## [Element region listings]

==============================

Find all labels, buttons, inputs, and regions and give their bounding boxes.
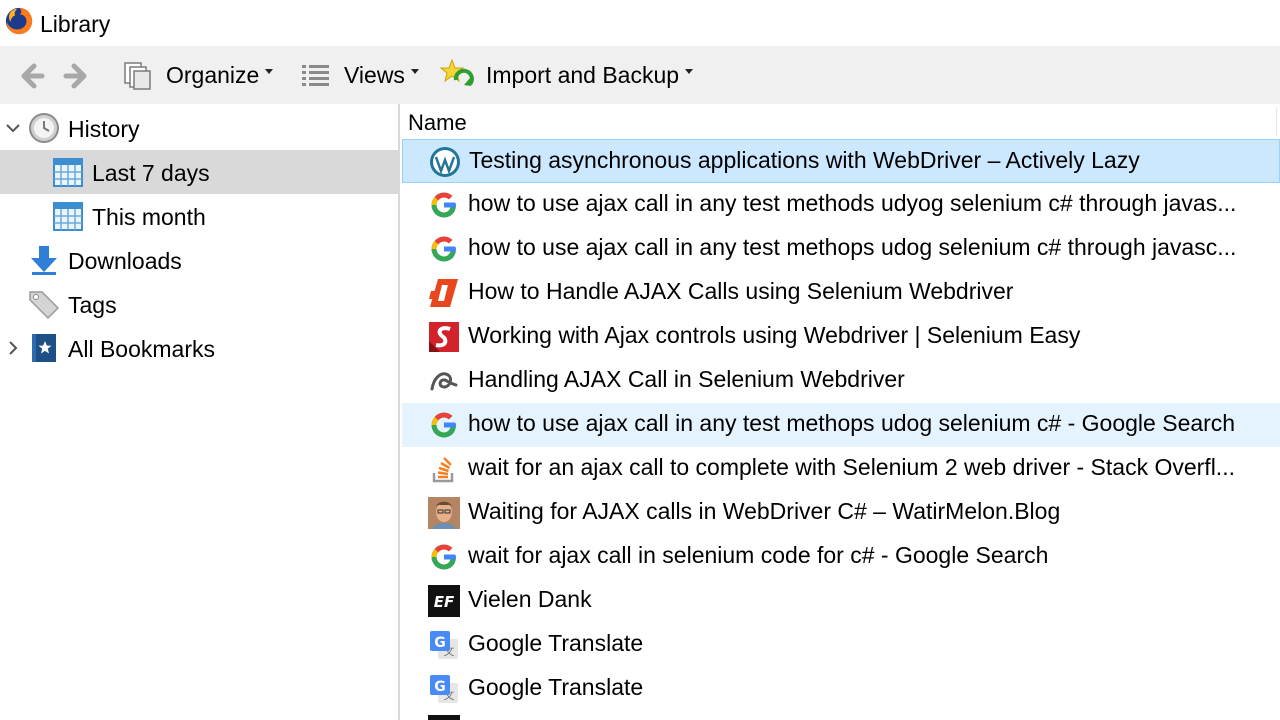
history-list: Name Testing asynchronous applications w…: [400, 104, 1280, 720]
views-button[interactable]: Views: [300, 54, 419, 96]
views-icon: [302, 65, 329, 86]
list-item-title: Vielen Dank: [468, 586, 592, 612]
list-item[interactable]: wait for ajax call in selenium code for …: [402, 535, 1280, 579]
title-bar: Library: [0, 0, 1280, 46]
chevron-down-icon[interactable]: [4, 119, 22, 137]
tag-icon: [29, 291, 60, 320]
list-item-title: wait for ajax call in selenium code for …: [468, 542, 1049, 568]
list-item-title: wait for an ajax call to complete with S…: [468, 454, 1235, 480]
list-item[interactable]: Working with Ajax controls using Webdriv…: [402, 315, 1280, 359]
list-item-title: Testing asynchronous applications with W…: [469, 147, 1140, 173]
partial-row-icon: [428, 715, 460, 720]
column-header-name[interactable]: Name: [400, 104, 1280, 140]
clock-icon: [29, 113, 59, 143]
list-item-title: how to use ajax call in any test methops…: [468, 234, 1237, 260]
svg-text:G: G: [434, 679, 446, 695]
sidebar-item-history[interactable]: History: [0, 106, 398, 150]
google-translate-icon: 文 G: [430, 675, 458, 703]
views-label: Views: [344, 61, 405, 88]
list-item[interactable]: EF Vielen Dank: [402, 579, 1280, 623]
sidebar-item-last-7-days[interactable]: Last 7 days: [0, 150, 398, 194]
list-item-title: how to use ajax call in any test methods…: [468, 190, 1237, 216]
google-icon: [431, 412, 456, 438]
import-backup-label: Import and Backup: [486, 61, 680, 88]
sidebar-item-this-month[interactable]: This month: [0, 194, 398, 238]
selenium-easy-icon: [429, 322, 459, 352]
list-item[interactable]: wait for an ajax call to complete with S…: [402, 447, 1280, 491]
avatar-icon: [428, 497, 460, 529]
list-item-title: Handling AJAX Call in Selenium Webdriver: [468, 366, 905, 392]
organize-label: Organize: [166, 61, 260, 88]
download-icon: [31, 246, 57, 275]
list-item[interactable]: how to use ajax call in any test methops…: [402, 403, 1280, 447]
import-backup-dropdown-icon: [685, 68, 694, 74]
svg-text:G: G: [434, 635, 446, 651]
chevron-right-icon[interactable]: [4, 339, 22, 357]
sidebar-item-label: Tags: [68, 292, 117, 318]
google-icon: [431, 544, 456, 570]
sidebar-item-label: This month: [92, 204, 206, 230]
import-backup-button[interactable]: Import and Backup: [440, 54, 694, 96]
list-item-title: Google Translate: [468, 630, 644, 656]
organize-button[interactable]: Organize: [122, 54, 274, 96]
stackoverflow-icon: [432, 457, 454, 483]
sidebar-item-label: All Bookmarks: [68, 336, 215, 362]
sidebar-item-label: History: [68, 116, 140, 142]
list-item[interactable]: Testing asynchronous applications with W…: [402, 139, 1280, 183]
sidebar-item-all-bookmarks[interactable]: All Bookmarks: [0, 326, 398, 370]
sidebar-item-label: Downloads: [68, 248, 182, 274]
import-backup-icon: [440, 58, 474, 86]
firefox-icon: [5, 7, 33, 35]
calendar-icon: [53, 158, 83, 187]
list-item[interactable]: Handling AJAX Call in Selenium Webdriver: [402, 359, 1280, 403]
column-header-label: Name: [408, 110, 467, 135]
list-item-title: Google Translate: [468, 674, 644, 700]
back-arrow-icon[interactable]: [14, 60, 46, 92]
swirl-icon: [430, 372, 458, 391]
sidebar-item-tags[interactable]: Tags: [0, 282, 398, 326]
sidebar: History Last 7 days This month Downloads…: [0, 104, 398, 720]
list-item[interactable]: 文 G Google Translate: [402, 623, 1280, 667]
list-item[interactable]: 文 G Google Translate: [402, 667, 1280, 711]
window-title: Library: [40, 11, 111, 37]
list-item[interactable]: Waiting for AJAX calls in WebDriver C# –…: [402, 491, 1280, 535]
column-separator[interactable]: [1276, 108, 1277, 136]
list-item-title: How to Handle AJAX Calls using Selenium …: [468, 278, 1014, 304]
ef-icon: EF: [428, 585, 460, 617]
sidebar-item-downloads[interactable]: Downloads: [0, 238, 398, 282]
bookmarks-icon: [32, 334, 56, 362]
svg-text:EF: EF: [434, 593, 455, 611]
list-item[interactable]: How to Handle AJAX Calls using Selenium …: [402, 271, 1280, 315]
guru99-icon: [429, 279, 458, 307]
calendar-icon: [53, 202, 83, 231]
sidebar-item-label: Last 7 days: [92, 160, 210, 186]
list-item-title: Waiting for AJAX calls in WebDriver C# –…: [468, 498, 1061, 524]
list-item[interactable]: how to use ajax call in any test methods…: [402, 183, 1280, 227]
google-translate-icon: 文 G: [430, 631, 458, 659]
google-icon: [431, 192, 456, 218]
list-item-title: Working with Ajax controls using Webdriv…: [468, 322, 1081, 348]
google-icon: [431, 236, 456, 262]
list-item[interactable]: how to use ajax call in any test methops…: [402, 227, 1280, 271]
wordpress-icon: [430, 147, 460, 177]
organize-icon: [124, 62, 151, 90]
toolbar: Organize Views Import and Backup: [0, 46, 1280, 104]
views-dropdown-icon: [410, 68, 419, 74]
organize-dropdown-icon: [265, 68, 274, 74]
list-item-title: how to use ajax call in any test methops…: [468, 410, 1236, 436]
forward-arrow-icon[interactable]: [62, 60, 94, 92]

==============================

## [Given instruction]
Put every line of all the records above into a numbered list, skipping any blank lines. Leave the pictures out of the answer.

## [Response to this exercise]
1. Find all labels, buttons, inputs, and regions and give their bounding boxes.
2. history-list: Name Testing asynchronous applications w…: [400, 104, 1280, 720]
3. views-button[interactable]: Views: [300, 54, 419, 96]
4. views-icon: [302, 65, 329, 86]
5. list-item-title: Vielen Dank: [468, 586, 592, 612]
6. list-item[interactable]: wait for ajax call in selenium code for …: [402, 535, 1280, 579]
7. title-bar: Library: [0, 0, 1280, 46]
8. chevron-down-icon[interactable]: [4, 119, 22, 137]
9. tag-icon: [29, 291, 60, 320]
10. list-item-title: wait for ajax call in selenium code for …: [468, 542, 1049, 568]
11. list-item-title: wait for an ajax call to complete with S…: [468, 454, 1235, 480]
12. list-item[interactable]: Working with Ajax controls using Webdriv…: [402, 315, 1280, 359]
13. list-item-title: Testing asynchronous applications with W…: [469, 147, 1140, 173]
14. partial-row-icon: [428, 715, 460, 720]
15. column-header-name[interactable]: Name: [400, 104, 1280, 140]
16. clock-icon: [29, 113, 59, 143]
17. list-item-title: how to use ajax call in any test methops…: [468, 234, 1237, 260]
18. svg-text:G: G: [434, 679, 446, 695]
19. sidebar-item-history[interactable]: History: [0, 106, 398, 150]
20. google-translate-icon: 文 G: [430, 675, 458, 703]
21. views-label: Views: [344, 61, 405, 88]
22. list-item[interactable]: EF Vielen Dank: [402, 579, 1280, 623]
23. sidebar-item-last-7-days[interactable]: Last 7 days: [0, 150, 398, 194]
24. list-item-title: how to use ajax call in any test methods…: [468, 190, 1237, 216]
25. google-icon: [431, 412, 456, 438]
26. import-backup-label: Import and Backup: [486, 61, 680, 88]
27. sidebar-item-this-month[interactable]: This month: [0, 194, 398, 238]
28. selenium-easy-icon: [429, 322, 459, 352]
29. list-item[interactable]: wait for an ajax call to complete with S…: [402, 447, 1280, 491]
30. avatar-icon: [428, 497, 460, 529]
31. list-item-title: Handling AJAX Call in Selenium Webdriver: [468, 366, 905, 392]
32. organize-label: Organize: [166, 61, 260, 88]
33. download-icon: [31, 246, 57, 275]
34. list-item[interactable]: how to use ajax call in any test methops…: [402, 403, 1280, 447]
35. import-backup-dropdown-icon: [685, 68, 694, 74]
36. svg-text:G: G: [434, 635, 446, 651]
37. chevron-right-icon[interactable]: [4, 339, 22, 357]
38. sidebar-item-label: Tags: [68, 292, 117, 318]
39. google-icon: [431, 544, 456, 570]
40. sidebar-item-label: This month: [92, 204, 206, 230]
41. import-backup-button[interactable]: Import and Backup: [440, 54, 694, 96]
42. list-item-title: Google Translate: [468, 630, 644, 656]
43. organize-button[interactable]: Organize: [122, 54, 274, 96]
44. stackoverflow-icon: [432, 457, 454, 483]
45. sidebar-item-label: All Bookmarks: [68, 336, 215, 362]
46. sidebar-item-label: History: [68, 116, 140, 142]
47. list-item[interactable]: Testing asynchronous applications with W…: [402, 139, 1280, 183]
48. sidebar-item-all-bookmarks[interactable]: All Bookmarks: [0, 326, 398, 370]
49. sidebar-item-label: Downloads: [68, 248, 182, 274]
50. import-backup-icon: [440, 58, 474, 86]
51. firefox-icon: [5, 7, 33, 35]
52. calendar-icon: [53, 158, 83, 187]
53. list-item[interactable]: Handling AJAX Call in Selenium Webdriver: [402, 359, 1280, 403]
54. column-header-label: Name: [408, 110, 467, 135]
55. list-item-title: Google Translate: [468, 674, 644, 700]
56. back-arrow-icon[interactable]: [14, 60, 46, 92]
57. swirl-icon: [430, 372, 458, 391]
58. sidebar-item-tags[interactable]: Tags: [0, 282, 398, 326]
59. sidebar: History Last 7 days This month Downloads…: [0, 104, 398, 720]
60. list-item[interactable]: 文 G Google Translate: [402, 623, 1280, 667]
61. list-item[interactable]: 文 G Google Translate: [402, 667, 1280, 711]
62. window-title: Library: [40, 11, 111, 37]
63. list-item[interactable]: Waiting for AJAX calls in WebDriver C# –…: [402, 491, 1280, 535]
64. column-separator[interactable]: [1276, 108, 1277, 136]
65. list-item-title: How to Handle AJAX Calls using Selenium …: [468, 278, 1014, 304]
66. ef-icon: EF: [428, 585, 460, 617]
67. sidebar-item-downloads[interactable]: Downloads: [0, 238, 398, 282]
68. bookmarks-icon: [32, 334, 56, 362]
69. svg-text:EF: EF: [434, 593, 455, 611]
70. list-item[interactable]: How to Handle AJAX Calls using Selenium …: [402, 271, 1280, 315]
71. guru99-icon: [429, 279, 458, 307]
72. calendar-icon: [53, 202, 83, 231]
73. sidebar-item-label: Last 7 days: [92, 160, 210, 186]
74. list-item-title: Waiting for AJAX calls in WebDriver C# –…: [468, 498, 1061, 524]
75. list-item[interactable]: how to use ajax call in any test methods…: [402, 183, 1280, 227]
76. google-translate-icon: 文 G: [430, 631, 458, 659]
77. google-icon: [431, 192, 456, 218]
78. list-item-title: Working with Ajax controls using Webdriv…: [468, 322, 1081, 348]
79. google-icon: [431, 236, 456, 262]
80. list-item[interactable]: how to use ajax call in any test methops…: [402, 227, 1280, 271]
81. wordpress-icon: [430, 147, 460, 177]
82. organize-icon: [124, 62, 151, 90]
83. toolbar: Organize Views Import and Backup: [0, 46, 1280, 104]
84. views-dropdown-icon: [410, 68, 419, 74]
85. organize-dropdown-icon: [265, 68, 274, 74]
86. list-item-title: how to use ajax call in any test methops…: [468, 410, 1236, 436]
87. forward-arrow-icon[interactable]: [62, 60, 94, 92]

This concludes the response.